## Exercise directions:
Each entry below must be repeated exactly, with pictures left out.

Extracts from a graphics dataset
───

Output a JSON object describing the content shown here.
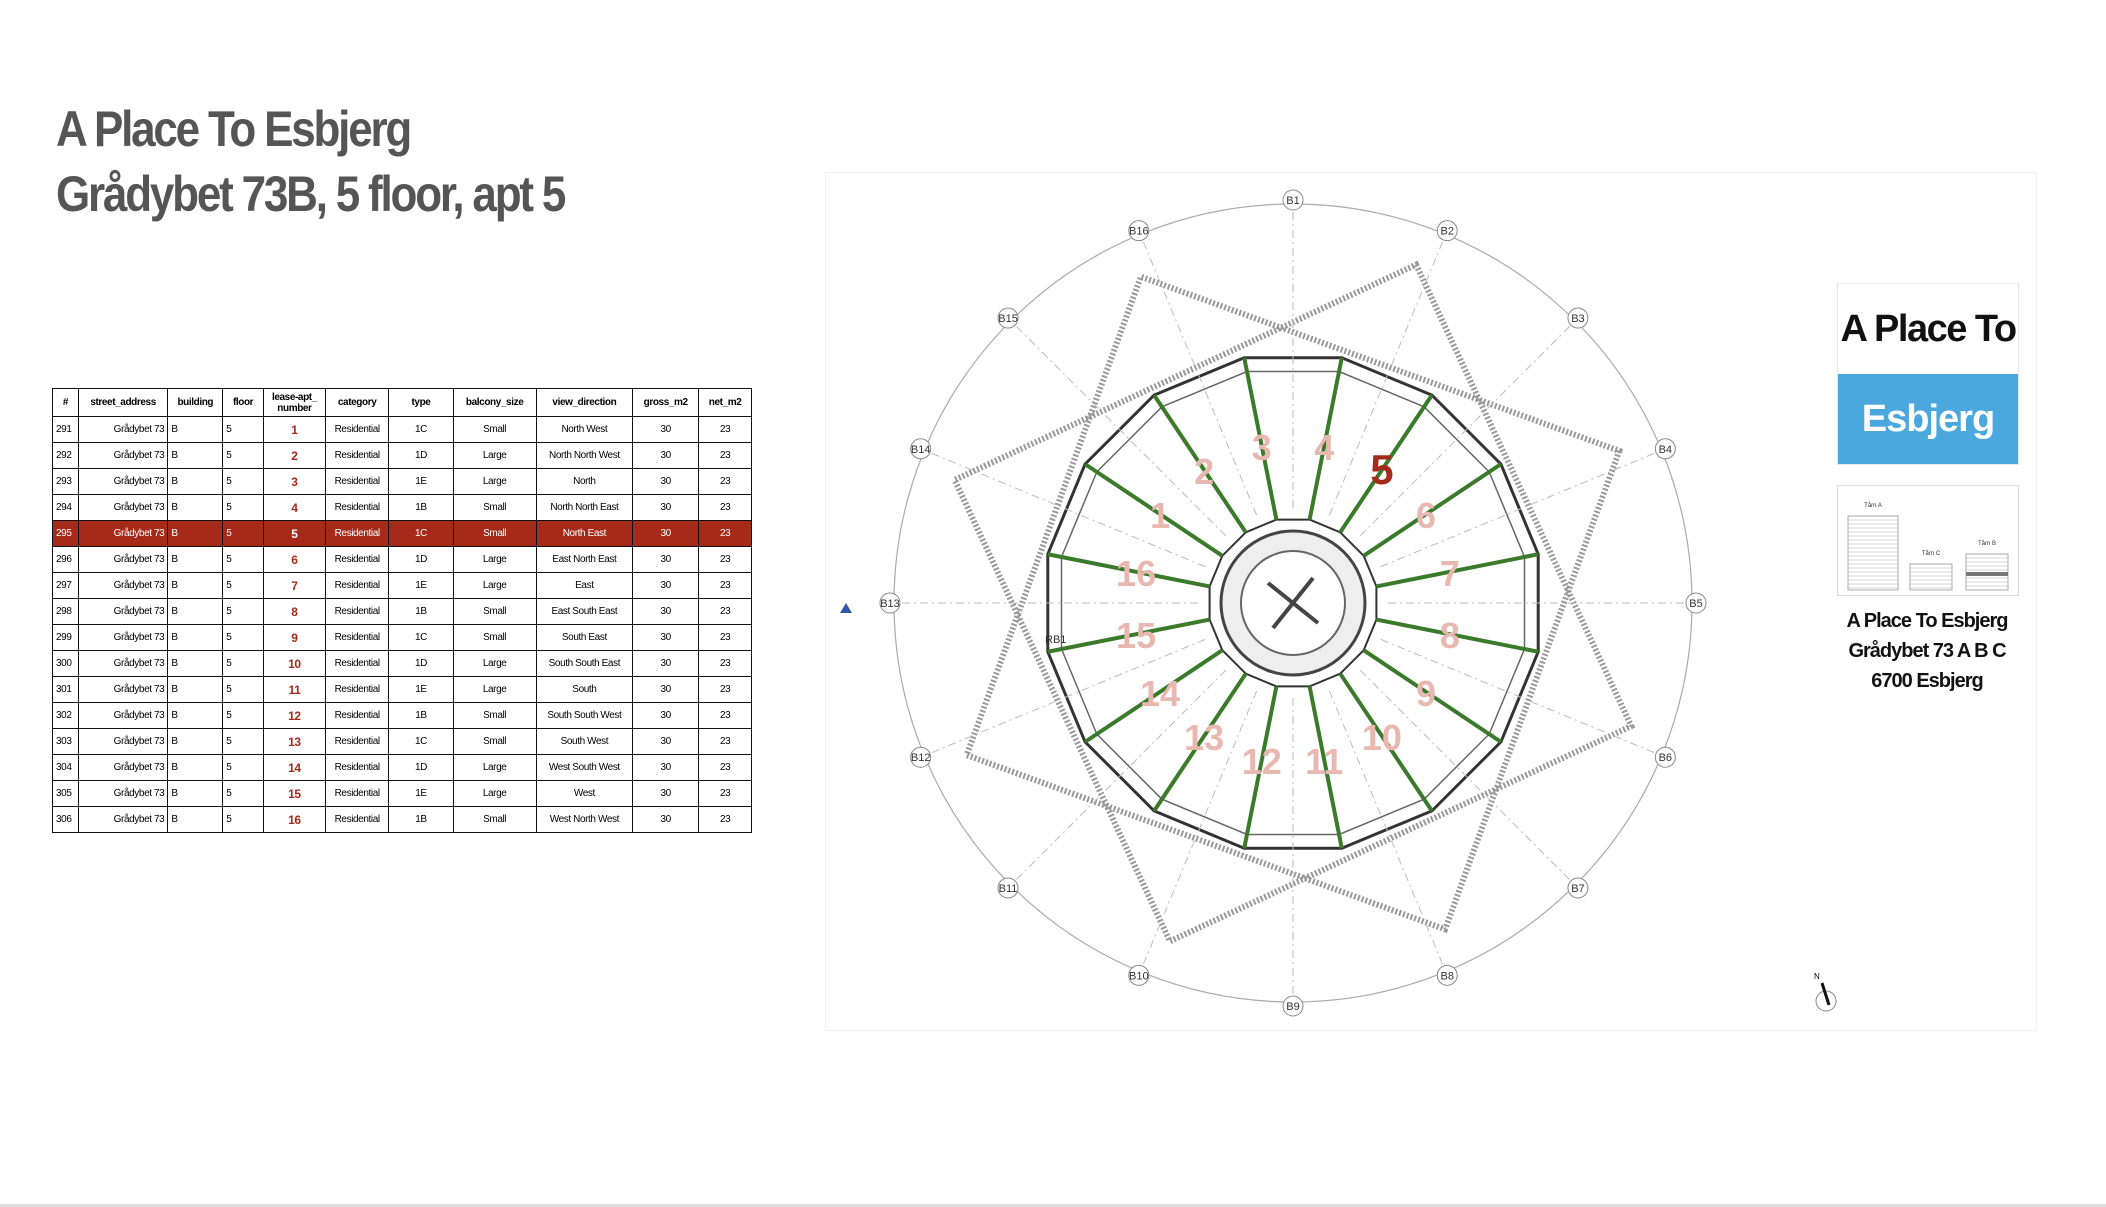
{
  "header": {
    "title": "A Place To Esbjerg",
    "subtitle": "Grådybet 73B, 5 floor, apt 5"
  },
  "table": {
    "columns": [
      "#",
      "street_address",
      "building",
      "floor",
      "lease-apt_ number",
      "category",
      "type",
      "balcony_size",
      "view_direction",
      "gross_m2",
      "net_m2"
    ],
    "selected_row": 4,
    "rows": [
      [
        "291",
        "Grådybet 73",
        "B",
        "5",
        "1",
        "Residential",
        "1C",
        "Small",
        "North West",
        "30",
        "23"
      ],
      [
        "292",
        "Grådybet 73",
        "B",
        "5",
        "2",
        "Residential",
        "1D",
        "Large",
        "North North West",
        "30",
        "23"
      ],
      [
        "293",
        "Grådybet 73",
        "B",
        "5",
        "3",
        "Residential",
        "1E",
        "Large",
        "North",
        "30",
        "23"
      ],
      [
        "294",
        "Grådybet 73",
        "B",
        "5",
        "4",
        "Residential",
        "1B",
        "Small",
        "North North East",
        "30",
        "23"
      ],
      [
        "295",
        "Grådybet 73",
        "B",
        "5",
        "5",
        "Residential",
        "1C",
        "Small",
        "North East",
        "30",
        "23"
      ],
      [
        "296",
        "Grådybet 73",
        "B",
        "5",
        "6",
        "Residential",
        "1D",
        "Large",
        "East North East",
        "30",
        "23"
      ],
      [
        "297",
        "Grådybet 73",
        "B",
        "5",
        "7",
        "Residential",
        "1E",
        "Large",
        "East",
        "30",
        "23"
      ],
      [
        "298",
        "Grådybet 73",
        "B",
        "5",
        "8",
        "Residential",
        "1B",
        "Small",
        "East South East",
        "30",
        "23"
      ],
      [
        "299",
        "Grådybet 73",
        "B",
        "5",
        "9",
        "Residential",
        "1C",
        "Small",
        "South East",
        "30",
        "23"
      ],
      [
        "300",
        "Grådybet 73",
        "B",
        "5",
        "10",
        "Residential",
        "1D",
        "Large",
        "South South East",
        "30",
        "23"
      ],
      [
        "301",
        "Grådybet 73",
        "B",
        "5",
        "11",
        "Residential",
        "1E",
        "Large",
        "South",
        "30",
        "23"
      ],
      [
        "302",
        "Grådybet 73",
        "B",
        "5",
        "12",
        "Residential",
        "1B",
        "Small",
        "South South West",
        "30",
        "23"
      ],
      [
        "303",
        "Grådybet 73",
        "B",
        "5",
        "13",
        "Residential",
        "1C",
        "Small",
        "South West",
        "30",
        "23"
      ],
      [
        "304",
        "Grådybet 73",
        "B",
        "5",
        "14",
        "Residential",
        "1D",
        "Large",
        "West South West",
        "30",
        "23"
      ],
      [
        "305",
        "Grådybet 73",
        "B",
        "5",
        "15",
        "Residential",
        "1E",
        "Large",
        "West",
        "30",
        "23"
      ],
      [
        "306",
        "Grådybet 73",
        "B",
        "5",
        "16",
        "Residential",
        "1B",
        "Small",
        "West North West",
        "30",
        "23"
      ]
    ]
  },
  "floor_plan": {
    "axes": [
      "B1",
      "B2",
      "B3",
      "B4",
      "B5",
      "B6",
      "B7",
      "B8",
      "B9",
      "B10",
      "B11",
      "B12",
      "B13",
      "B14",
      "B15",
      "B16"
    ],
    "extra_label": "RB1",
    "units": [
      "1",
      "2",
      "3",
      "4",
      "5",
      "6",
      "7",
      "8",
      "9",
      "10",
      "11",
      "12",
      "13",
      "14",
      "15",
      "16"
    ],
    "highlighted_unit": "5",
    "north_label": "N"
  },
  "logo": {
    "line1": "A Place To",
    "line2": "Esbjerg"
  },
  "elevation": {
    "towers": [
      "Tårn A",
      "Tårn C",
      "Tårn B"
    ]
  },
  "address": {
    "line1": "A Place To Esbjerg",
    "line2": "Grådybet 73 A B C",
    "line3": "6700 Esbjerg"
  },
  "colors": {
    "highlight": "#a52a1a",
    "brand_blue": "#4aa8df",
    "wall_green": "#3a7a2a",
    "unit_number_faded": "#e8b8b0"
  }
}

───

## Finished answer:
Output a JSON object describing the content shown here.
{
  "header": {
    "title": "A Place To Esbjerg",
    "subtitle": "Grådybet 73B, 5 floor, apt 5"
  },
  "table": {
    "columns": [
      "#",
      "street_address",
      "building",
      "floor",
      "lease-apt_ number",
      "category",
      "type",
      "balcony_size",
      "view_direction",
      "gross_m2",
      "net_m2"
    ],
    "selected_row": 4,
    "rows": [
      [
        "291",
        "Grådybet 73",
        "B",
        "5",
        "1",
        "Residential",
        "1C",
        "Small",
        "North West",
        "30",
        "23"
      ],
      [
        "292",
        "Grådybet 73",
        "B",
        "5",
        "2",
        "Residential",
        "1D",
        "Large",
        "North North West",
        "30",
        "23"
      ],
      [
        "293",
        "Grådybet 73",
        "B",
        "5",
        "3",
        "Residential",
        "1E",
        "Large",
        "North",
        "30",
        "23"
      ],
      [
        "294",
        "Grådybet 73",
        "B",
        "5",
        "4",
        "Residential",
        "1B",
        "Small",
        "North North East",
        "30",
        "23"
      ],
      [
        "295",
        "Grådybet 73",
        "B",
        "5",
        "5",
        "Residential",
        "1C",
        "Small",
        "North East",
        "30",
        "23"
      ],
      [
        "296",
        "Grådybet 73",
        "B",
        "5",
        "6",
        "Residential",
        "1D",
        "Large",
        "East North East",
        "30",
        "23"
      ],
      [
        "297",
        "Grådybet 73",
        "B",
        "5",
        "7",
        "Residential",
        "1E",
        "Large",
        "East",
        "30",
        "23"
      ],
      [
        "298",
        "Grådybet 73",
        "B",
        "5",
        "8",
        "Residential",
        "1B",
        "Small",
        "East South East",
        "30",
        "23"
      ],
      [
        "299",
        "Grådybet 73",
        "B",
        "5",
        "9",
        "Residential",
        "1C",
        "Small",
        "South East",
        "30",
        "23"
      ],
      [
        "300",
        "Grådybet 73",
        "B",
        "5",
        "10",
        "Residential",
        "1D",
        "Large",
        "South South East",
        "30",
        "23"
      ],
      [
        "301",
        "Grådybet 73",
        "B",
        "5",
        "11",
        "Residential",
        "1E",
        "Large",
        "South",
        "30",
        "23"
      ],
      [
        "302",
        "Grådybet 73",
        "B",
        "5",
        "12",
        "Residential",
        "1B",
        "Small",
        "South South West",
        "30",
        "23"
      ],
      [
        "303",
        "Grådybet 73",
        "B",
        "5",
        "13",
        "Residential",
        "1C",
        "Small",
        "South West",
        "30",
        "23"
      ],
      [
        "304",
        "Grådybet 73",
        "B",
        "5",
        "14",
        "Residential",
        "1D",
        "Large",
        "West South West",
        "30",
        "23"
      ],
      [
        "305",
        "Grådybet 73",
        "B",
        "5",
        "15",
        "Residential",
        "1E",
        "Large",
        "West",
        "30",
        "23"
      ],
      [
        "306",
        "Grådybet 73",
        "B",
        "5",
        "16",
        "Residential",
        "1B",
        "Small",
        "West North West",
        "30",
        "23"
      ]
    ]
  },
  "floor_plan": {
    "axes": [
      "B1",
      "B2",
      "B3",
      "B4",
      "B5",
      "B6",
      "B7",
      "B8",
      "B9",
      "B10",
      "B11",
      "B12",
      "B13",
      "B14",
      "B15",
      "B16"
    ],
    "extra_label": "RB1",
    "units": [
      "1",
      "2",
      "3",
      "4",
      "5",
      "6",
      "7",
      "8",
      "9",
      "10",
      "11",
      "12",
      "13",
      "14",
      "15",
      "16"
    ],
    "highlighted_unit": "5",
    "north_label": "N"
  },
  "logo": {
    "line1": "A Place To",
    "line2": "Esbjerg"
  },
  "elevation": {
    "towers": [
      "Tårn A",
      "Tårn C",
      "Tårn B"
    ]
  },
  "address": {
    "line1": "A Place To Esbjerg",
    "line2": "Grådybet 73 A B C",
    "line3": "6700 Esbjerg"
  },
  "colors": {
    "highlight": "#a52a1a",
    "brand_blue": "#4aa8df",
    "wall_green": "#3a7a2a",
    "unit_number_faded": "#e8b8b0"
  }
}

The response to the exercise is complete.